Problem to work on:
Repeat, exactly and completely, the entries shown underneath.

Record extracts:
★ ★ ★ ★ ★ ★ ★
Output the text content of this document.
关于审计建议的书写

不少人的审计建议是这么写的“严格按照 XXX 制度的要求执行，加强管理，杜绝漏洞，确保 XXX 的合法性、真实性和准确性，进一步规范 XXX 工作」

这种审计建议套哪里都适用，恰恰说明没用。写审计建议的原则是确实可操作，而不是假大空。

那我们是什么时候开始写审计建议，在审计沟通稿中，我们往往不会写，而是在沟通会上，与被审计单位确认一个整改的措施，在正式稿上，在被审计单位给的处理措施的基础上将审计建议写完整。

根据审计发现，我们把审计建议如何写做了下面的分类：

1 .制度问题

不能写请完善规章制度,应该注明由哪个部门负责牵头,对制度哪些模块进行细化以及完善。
★ ★ ★ ★ ★ ★ ★
Expected output:
Output the text content of this document.
关于审计建议的书写

不少人的审计建议是这么写的“严格按照 XXX 制度的要求执行，加强管理，杜绝漏洞，确保 XXX 的合法性、真实性和准确性，进一步规范 XXX 工作」

这种审计建议套哪里都适用，恰恰说明没用。写审计建议的原则是确实可操作，而不是假大空。

那我们是什么时候开始写审计建议，在审计沟通稿中，我们往往不会写，而是在沟通会上，与被审计单位确认一个整改的措施，在正式稿上，在被审计单位给的处理措施的基础上将审计建议写完整。

根据审计发现，我们把审计建议如何写做了下面的分类：

1 .制度问题

不能写请完善规章制度,应该注明由哪个部门负责牵头,对制度哪些模块进行细化以及完善。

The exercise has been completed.